▸ TASK INPUTS:
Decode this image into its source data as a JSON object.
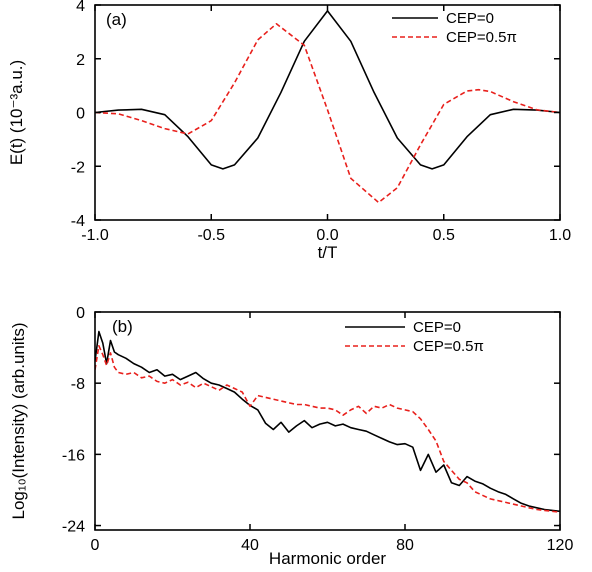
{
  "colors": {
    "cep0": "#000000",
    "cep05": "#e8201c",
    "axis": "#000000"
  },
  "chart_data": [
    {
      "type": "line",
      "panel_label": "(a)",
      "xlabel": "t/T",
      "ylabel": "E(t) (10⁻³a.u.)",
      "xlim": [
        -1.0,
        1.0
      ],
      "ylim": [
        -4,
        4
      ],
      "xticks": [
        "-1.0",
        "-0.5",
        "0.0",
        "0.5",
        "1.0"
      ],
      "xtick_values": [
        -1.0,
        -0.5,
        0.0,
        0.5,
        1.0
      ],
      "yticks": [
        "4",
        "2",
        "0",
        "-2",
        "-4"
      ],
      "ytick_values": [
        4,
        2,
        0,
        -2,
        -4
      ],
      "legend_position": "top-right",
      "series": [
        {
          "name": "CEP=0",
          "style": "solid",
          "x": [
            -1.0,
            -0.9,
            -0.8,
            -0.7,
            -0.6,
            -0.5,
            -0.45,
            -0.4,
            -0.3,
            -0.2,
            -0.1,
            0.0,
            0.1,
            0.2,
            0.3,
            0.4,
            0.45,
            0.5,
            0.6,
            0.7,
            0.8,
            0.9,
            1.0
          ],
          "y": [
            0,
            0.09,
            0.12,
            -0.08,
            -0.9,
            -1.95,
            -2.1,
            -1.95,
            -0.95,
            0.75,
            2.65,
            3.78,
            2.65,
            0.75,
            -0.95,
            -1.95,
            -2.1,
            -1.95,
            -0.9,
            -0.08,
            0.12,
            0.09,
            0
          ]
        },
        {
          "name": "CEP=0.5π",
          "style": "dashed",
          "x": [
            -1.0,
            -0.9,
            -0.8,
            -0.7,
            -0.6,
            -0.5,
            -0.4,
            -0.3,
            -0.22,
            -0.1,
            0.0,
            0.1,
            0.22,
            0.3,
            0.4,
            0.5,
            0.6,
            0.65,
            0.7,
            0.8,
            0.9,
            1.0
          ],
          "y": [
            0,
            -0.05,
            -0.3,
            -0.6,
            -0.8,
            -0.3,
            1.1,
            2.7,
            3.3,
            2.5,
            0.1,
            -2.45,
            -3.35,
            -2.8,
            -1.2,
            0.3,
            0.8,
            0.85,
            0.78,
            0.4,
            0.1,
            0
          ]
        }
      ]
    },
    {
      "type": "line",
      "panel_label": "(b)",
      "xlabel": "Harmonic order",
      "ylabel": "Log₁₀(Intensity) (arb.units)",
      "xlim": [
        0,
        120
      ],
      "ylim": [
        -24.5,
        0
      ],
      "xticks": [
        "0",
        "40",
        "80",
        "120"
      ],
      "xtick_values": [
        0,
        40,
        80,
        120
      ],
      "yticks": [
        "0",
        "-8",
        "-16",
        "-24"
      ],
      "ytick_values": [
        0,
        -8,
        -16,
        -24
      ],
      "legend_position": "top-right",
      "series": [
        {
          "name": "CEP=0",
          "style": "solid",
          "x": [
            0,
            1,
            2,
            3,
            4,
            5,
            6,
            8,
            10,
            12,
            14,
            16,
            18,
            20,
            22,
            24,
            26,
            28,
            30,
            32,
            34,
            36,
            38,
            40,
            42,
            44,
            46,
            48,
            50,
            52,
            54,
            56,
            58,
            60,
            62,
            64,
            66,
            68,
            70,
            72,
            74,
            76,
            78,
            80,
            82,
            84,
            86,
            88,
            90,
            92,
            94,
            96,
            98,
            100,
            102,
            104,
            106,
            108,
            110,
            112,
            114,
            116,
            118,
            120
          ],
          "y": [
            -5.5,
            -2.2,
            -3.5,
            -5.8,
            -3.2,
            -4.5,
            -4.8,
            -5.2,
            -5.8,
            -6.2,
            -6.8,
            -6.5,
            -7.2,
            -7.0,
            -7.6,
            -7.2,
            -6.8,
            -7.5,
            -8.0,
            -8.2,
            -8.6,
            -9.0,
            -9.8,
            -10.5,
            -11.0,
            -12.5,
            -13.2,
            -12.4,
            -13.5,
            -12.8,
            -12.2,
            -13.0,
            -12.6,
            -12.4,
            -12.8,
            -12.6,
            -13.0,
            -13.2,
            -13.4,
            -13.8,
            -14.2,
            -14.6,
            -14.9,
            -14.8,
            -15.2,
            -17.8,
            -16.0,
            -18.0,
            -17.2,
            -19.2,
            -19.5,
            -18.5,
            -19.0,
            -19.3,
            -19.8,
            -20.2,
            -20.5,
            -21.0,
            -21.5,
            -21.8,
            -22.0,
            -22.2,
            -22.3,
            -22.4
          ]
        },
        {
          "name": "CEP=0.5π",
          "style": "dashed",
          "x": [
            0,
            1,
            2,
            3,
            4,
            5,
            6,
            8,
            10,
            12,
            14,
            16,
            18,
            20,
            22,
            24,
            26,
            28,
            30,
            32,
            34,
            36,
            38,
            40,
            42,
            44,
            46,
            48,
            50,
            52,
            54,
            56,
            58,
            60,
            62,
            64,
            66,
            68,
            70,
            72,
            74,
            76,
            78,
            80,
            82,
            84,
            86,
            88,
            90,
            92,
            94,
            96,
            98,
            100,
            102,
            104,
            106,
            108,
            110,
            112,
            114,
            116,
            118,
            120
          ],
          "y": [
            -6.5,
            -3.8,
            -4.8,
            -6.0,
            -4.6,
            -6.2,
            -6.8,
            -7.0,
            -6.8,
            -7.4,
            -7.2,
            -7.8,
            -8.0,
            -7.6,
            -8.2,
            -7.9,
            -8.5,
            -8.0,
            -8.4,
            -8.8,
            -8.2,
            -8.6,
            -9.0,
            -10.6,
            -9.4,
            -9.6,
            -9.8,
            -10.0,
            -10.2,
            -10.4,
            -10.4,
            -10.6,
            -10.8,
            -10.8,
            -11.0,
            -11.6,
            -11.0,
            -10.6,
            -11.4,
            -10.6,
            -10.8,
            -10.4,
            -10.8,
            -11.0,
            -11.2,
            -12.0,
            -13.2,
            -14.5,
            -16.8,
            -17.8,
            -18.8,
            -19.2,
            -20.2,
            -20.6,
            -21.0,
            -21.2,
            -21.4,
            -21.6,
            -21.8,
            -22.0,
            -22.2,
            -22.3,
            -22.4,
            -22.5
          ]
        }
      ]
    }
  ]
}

* * *

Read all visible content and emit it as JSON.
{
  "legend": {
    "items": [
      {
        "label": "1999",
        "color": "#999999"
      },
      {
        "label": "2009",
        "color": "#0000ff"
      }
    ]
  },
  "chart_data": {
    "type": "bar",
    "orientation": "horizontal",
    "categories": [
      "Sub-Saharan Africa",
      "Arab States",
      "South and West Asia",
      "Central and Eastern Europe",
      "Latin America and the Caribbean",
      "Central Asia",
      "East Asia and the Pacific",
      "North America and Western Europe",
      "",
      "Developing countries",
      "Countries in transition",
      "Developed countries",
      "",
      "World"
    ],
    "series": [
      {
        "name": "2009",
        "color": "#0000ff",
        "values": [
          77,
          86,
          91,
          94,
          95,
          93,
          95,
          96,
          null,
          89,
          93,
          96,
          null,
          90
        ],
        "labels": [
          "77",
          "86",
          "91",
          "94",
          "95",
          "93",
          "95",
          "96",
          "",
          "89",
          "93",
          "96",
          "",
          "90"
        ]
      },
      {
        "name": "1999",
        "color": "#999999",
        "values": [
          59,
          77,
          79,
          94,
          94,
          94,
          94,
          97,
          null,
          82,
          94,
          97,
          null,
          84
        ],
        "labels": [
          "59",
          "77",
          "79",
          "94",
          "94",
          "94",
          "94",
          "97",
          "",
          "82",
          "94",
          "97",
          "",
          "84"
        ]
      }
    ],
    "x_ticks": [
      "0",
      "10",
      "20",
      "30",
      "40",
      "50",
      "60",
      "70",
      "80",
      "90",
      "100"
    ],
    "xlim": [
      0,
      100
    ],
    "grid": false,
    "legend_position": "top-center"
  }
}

▸ THE REQUEST:
Pick out all the lines with the word "America" in them and copy them.

▸ COMPLETE OUTPUT:
      "Latin America and the Caribbean",
      "North America and Western Europe",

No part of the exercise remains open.